(Items from a data source)
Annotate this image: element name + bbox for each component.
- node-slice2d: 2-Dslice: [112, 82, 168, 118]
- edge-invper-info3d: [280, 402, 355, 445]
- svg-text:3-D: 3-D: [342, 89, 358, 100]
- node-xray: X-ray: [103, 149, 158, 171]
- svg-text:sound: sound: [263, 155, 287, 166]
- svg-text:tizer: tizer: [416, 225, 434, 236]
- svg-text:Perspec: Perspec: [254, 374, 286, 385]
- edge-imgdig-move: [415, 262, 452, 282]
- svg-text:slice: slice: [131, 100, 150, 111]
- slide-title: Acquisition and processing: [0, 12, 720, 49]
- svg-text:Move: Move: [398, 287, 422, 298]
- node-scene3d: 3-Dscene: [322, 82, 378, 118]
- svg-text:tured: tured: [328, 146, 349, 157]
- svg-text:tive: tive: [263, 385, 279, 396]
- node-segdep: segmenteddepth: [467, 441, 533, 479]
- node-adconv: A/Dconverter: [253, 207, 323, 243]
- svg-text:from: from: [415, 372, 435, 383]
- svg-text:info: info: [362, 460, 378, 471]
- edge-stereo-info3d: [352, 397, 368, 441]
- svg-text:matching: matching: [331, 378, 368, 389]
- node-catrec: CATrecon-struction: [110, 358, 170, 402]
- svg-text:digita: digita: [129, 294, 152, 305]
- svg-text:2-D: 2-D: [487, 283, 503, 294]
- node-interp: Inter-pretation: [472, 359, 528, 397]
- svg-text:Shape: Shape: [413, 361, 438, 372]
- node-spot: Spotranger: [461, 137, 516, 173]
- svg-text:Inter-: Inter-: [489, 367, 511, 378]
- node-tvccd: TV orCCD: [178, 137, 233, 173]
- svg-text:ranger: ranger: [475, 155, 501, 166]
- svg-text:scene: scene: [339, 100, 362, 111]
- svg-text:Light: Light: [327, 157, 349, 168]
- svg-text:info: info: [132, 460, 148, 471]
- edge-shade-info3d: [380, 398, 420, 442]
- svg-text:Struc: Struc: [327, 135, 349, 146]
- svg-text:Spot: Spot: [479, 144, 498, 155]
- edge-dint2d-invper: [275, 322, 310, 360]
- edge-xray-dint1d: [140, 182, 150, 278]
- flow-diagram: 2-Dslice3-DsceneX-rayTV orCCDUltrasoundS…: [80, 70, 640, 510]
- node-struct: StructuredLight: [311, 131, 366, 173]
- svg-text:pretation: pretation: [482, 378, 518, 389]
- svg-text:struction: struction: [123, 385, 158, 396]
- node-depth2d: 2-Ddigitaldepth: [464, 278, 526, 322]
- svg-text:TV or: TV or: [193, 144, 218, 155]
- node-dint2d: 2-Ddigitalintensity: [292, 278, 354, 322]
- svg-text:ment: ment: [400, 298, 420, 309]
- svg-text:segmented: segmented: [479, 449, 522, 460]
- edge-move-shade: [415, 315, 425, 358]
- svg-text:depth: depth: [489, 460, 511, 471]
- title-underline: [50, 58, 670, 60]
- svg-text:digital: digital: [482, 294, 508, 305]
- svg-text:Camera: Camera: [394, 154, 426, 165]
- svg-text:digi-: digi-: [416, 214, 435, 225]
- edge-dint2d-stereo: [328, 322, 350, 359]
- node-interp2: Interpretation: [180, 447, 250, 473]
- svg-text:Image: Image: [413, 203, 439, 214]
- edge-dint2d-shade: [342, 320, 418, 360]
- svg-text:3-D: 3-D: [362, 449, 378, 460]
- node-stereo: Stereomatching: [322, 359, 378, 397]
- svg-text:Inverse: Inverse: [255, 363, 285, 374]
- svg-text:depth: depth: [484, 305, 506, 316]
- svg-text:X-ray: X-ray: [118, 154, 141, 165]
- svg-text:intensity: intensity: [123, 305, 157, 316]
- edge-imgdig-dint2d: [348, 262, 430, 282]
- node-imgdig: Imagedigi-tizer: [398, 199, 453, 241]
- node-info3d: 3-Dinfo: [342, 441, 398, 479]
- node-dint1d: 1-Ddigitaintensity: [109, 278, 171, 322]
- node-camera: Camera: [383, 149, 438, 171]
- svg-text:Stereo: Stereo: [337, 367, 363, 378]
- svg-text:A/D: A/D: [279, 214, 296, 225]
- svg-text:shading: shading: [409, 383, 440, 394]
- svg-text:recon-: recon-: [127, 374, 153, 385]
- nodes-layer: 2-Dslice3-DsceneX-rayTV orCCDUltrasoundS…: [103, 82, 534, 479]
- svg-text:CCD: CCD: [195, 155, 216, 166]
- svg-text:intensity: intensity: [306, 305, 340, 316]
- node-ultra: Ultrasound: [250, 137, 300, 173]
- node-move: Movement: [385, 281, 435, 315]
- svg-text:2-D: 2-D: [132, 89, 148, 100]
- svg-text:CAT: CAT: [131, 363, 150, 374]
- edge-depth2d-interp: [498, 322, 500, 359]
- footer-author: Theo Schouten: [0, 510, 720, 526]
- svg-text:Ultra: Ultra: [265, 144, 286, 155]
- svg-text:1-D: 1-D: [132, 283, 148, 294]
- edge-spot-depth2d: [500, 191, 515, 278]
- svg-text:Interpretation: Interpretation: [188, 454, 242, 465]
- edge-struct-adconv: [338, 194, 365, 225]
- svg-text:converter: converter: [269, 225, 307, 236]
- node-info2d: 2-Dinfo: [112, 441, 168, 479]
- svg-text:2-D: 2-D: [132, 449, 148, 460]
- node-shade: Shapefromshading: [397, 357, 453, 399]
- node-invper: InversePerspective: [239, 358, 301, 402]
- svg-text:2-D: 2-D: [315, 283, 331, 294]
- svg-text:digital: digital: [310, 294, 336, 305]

▸ PROBLEM REQUIREMENTS
Write out the lines above as a numbered list, leaving out any blank lines.

▸ CORRECT OUTPUT
1. Annotate this image: element name + bbox for each component.
2. - node-slice2d: 2-Dslice: [112, 82, 168, 118]
3. - edge-invper-info3d: [280, 402, 355, 445]
4. - svg-text:3-D: 3-D: [342, 89, 358, 100]
5. - node-xray: X-ray: [103, 149, 158, 171]
6. - svg-text:sound: sound: [263, 155, 287, 166]
7. - svg-text:tizer: tizer: [416, 225, 434, 236]
8. - svg-text:Perspec: Perspec: [254, 374, 286, 385]
9. - edge-imgdig-move: [415, 262, 452, 282]
10. - svg-text:slice: slice: [131, 100, 150, 111]
11. - slide-title: Acquisition and processing: [0, 12, 720, 49]
12. - svg-text:Move: Move: [398, 287, 422, 298]
13. - node-scene3d: 3-Dscene: [322, 82, 378, 118]
14. - svg-text:tured: tured: [328, 146, 349, 157]
15. - svg-text:tive: tive: [263, 385, 279, 396]
16. - node-segdep: segmenteddepth: [467, 441, 533, 479]
17. - node-adconv: A/Dconverter: [253, 207, 323, 243]
18. - svg-text:from: from: [415, 372, 435, 383]
19. - svg-text:info: info: [362, 460, 378, 471]
20. - edge-stereo-info3d: [352, 397, 368, 441]
21. - svg-text:matching: matching: [331, 378, 368, 389]
22. - node-catrec: CATrecon-struction: [110, 358, 170, 402]
23. - svg-text:digita: digita: [129, 294, 152, 305]
24. - svg-text:2-D: 2-D: [487, 283, 503, 294]
25. - node-interp: Inter-pretation: [472, 359, 528, 397]
26. - svg-text:Shape: Shape: [413, 361, 438, 372]
27. - node-spot: Spotranger: [461, 137, 516, 173]
28. - svg-text:Inter-: Inter-: [489, 367, 511, 378]
29. - node-tvccd: TV orCCD: [178, 137, 233, 173]
30. - svg-text:ranger: ranger: [475, 155, 501, 166]
31. - svg-text:scene: scene: [339, 100, 362, 111]
32. - svg-text:Light: Light: [327, 157, 349, 168]
33. - svg-text:info: info: [132, 460, 148, 471]
34. - edge-shade-info3d: [380, 398, 420, 442]
35. - svg-text:Struc: Struc: [327, 135, 349, 146]
36. - svg-text:Spot: Spot: [479, 144, 498, 155]
37. - edge-dint2d-invper: [275, 322, 310, 360]
38. - edge-xray-dint1d: [140, 182, 150, 278]
39. - flow-diagram: 2-Dslice3-DsceneX-rayTV orCCDUltrasoundS…: [80, 70, 640, 510]
40. - node-struct: StructuredLight: [311, 131, 366, 173]
41. - svg-text:pretation: pretation: [482, 378, 518, 389]
42. - svg-text:struction: struction: [123, 385, 158, 396]
43. - node-depth2d: 2-Ddigitaldepth: [464, 278, 526, 322]
44. - svg-text:TV or: TV or: [193, 144, 218, 155]
45. - node-dint2d: 2-Ddigitalintensity: [292, 278, 354, 322]
46. - svg-text:ment: ment: [400, 298, 420, 309]
47. - svg-text:segmented: segmented: [479, 449, 522, 460]
48. - edge-move-shade: [415, 315, 425, 358]
49. - svg-text:depth: depth: [489, 460, 511, 471]
50. - title-underline: [50, 58, 670, 60]
51. - svg-text:digital: digital: [482, 294, 508, 305]
52. - svg-text:Camera: Camera: [394, 154, 426, 165]
53. - svg-text:digi-: digi-: [416, 214, 435, 225]
54. - edge-dint2d-stereo: [328, 322, 350, 359]
55. - node-interp2: Interpretation: [180, 447, 250, 473]
56. - svg-text:Image: Image: [413, 203, 439, 214]
57. - edge-dint2d-shade: [342, 320, 418, 360]
58. - svg-text:3-D: 3-D: [362, 449, 378, 460]
59. - node-stereo: Stereomatching: [322, 359, 378, 397]
60. - svg-text:Inverse: Inverse: [255, 363, 285, 374]
61. - svg-text:depth: depth: [484, 305, 506, 316]
62. - svg-text:X-ray: X-ray: [118, 154, 141, 165]
63. - svg-text:intensity: intensity: [123, 305, 157, 316]
64. - edge-imgdig-dint2d: [348, 262, 430, 282]
65. - node-imgdig: Imagedigi-tizer: [398, 199, 453, 241]
66. - node-info3d: 3-Dinfo: [342, 441, 398, 479]
67. - node-dint1d: 1-Ddigitaintensity: [109, 278, 171, 322]
68. - node-camera: Camera: [383, 149, 438, 171]
69. - svg-text:Stereo: Stereo: [337, 367, 363, 378]
70. - svg-text:A/D: A/D: [279, 214, 296, 225]
71. - svg-text:shading: shading: [409, 383, 440, 394]
72. - svg-text:recon-: recon-: [127, 374, 153, 385]
73. - nodes-layer: 2-Dslice3-DsceneX-rayTV orCCDUltrasoundS…: [103, 82, 534, 479]
74. - svg-text:CCD: CCD: [195, 155, 216, 166]
75. - svg-text:intensity: intensity: [306, 305, 340, 316]
76. - node-ultra: Ultrasound: [250, 137, 300, 173]
77. - node-move: Movement: [385, 281, 435, 315]
78. - svg-text:2-D: 2-D: [132, 89, 148, 100]
79. - svg-text:CAT: CAT: [131, 363, 150, 374]
80. - edge-depth2d-interp: [498, 322, 500, 359]
81. - footer-author: Theo Schouten: [0, 510, 720, 526]
82. - svg-text:Ultra: Ultra: [265, 144, 286, 155]
83. - svg-text:1-D: 1-D: [132, 283, 148, 294]
84. - edge-spot-depth2d: [500, 191, 515, 278]
85. - svg-text:Interpretation: Interpretation: [188, 454, 242, 465]
86. - edge-struct-adconv: [338, 194, 365, 225]
87. - svg-text:converter: converter: [269, 225, 307, 236]
88. - node-info2d: 2-Dinfo: [112, 441, 168, 479]
89. - svg-text:2-D: 2-D: [132, 449, 148, 460]
90. - node-shade: Shapefromshading: [397, 357, 453, 399]
91. - node-invper: InversePerspective: [239, 358, 301, 402]
92. - svg-text:2-D: 2-D: [315, 283, 331, 294]
93. - svg-text:digital: digital: [310, 294, 336, 305]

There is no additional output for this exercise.